Start of Data rows

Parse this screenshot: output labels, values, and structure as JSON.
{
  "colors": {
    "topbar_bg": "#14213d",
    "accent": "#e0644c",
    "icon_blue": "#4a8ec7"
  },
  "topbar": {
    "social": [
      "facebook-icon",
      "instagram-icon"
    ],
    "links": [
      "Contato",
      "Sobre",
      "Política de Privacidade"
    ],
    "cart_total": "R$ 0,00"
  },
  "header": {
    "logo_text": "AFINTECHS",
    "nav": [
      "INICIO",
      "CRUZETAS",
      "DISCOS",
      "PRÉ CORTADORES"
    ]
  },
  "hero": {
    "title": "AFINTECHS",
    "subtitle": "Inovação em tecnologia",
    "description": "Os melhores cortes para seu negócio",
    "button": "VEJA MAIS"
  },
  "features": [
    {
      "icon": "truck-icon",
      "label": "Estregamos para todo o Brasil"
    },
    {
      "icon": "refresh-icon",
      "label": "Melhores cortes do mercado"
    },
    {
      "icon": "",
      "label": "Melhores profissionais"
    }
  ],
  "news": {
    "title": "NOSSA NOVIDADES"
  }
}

End of Data rows

Gather each line of the listing containing the word "para" and show it.

    "description": "Os melhores cortes para seu negócio",
      "label": "Estregamos para todo o Brasil"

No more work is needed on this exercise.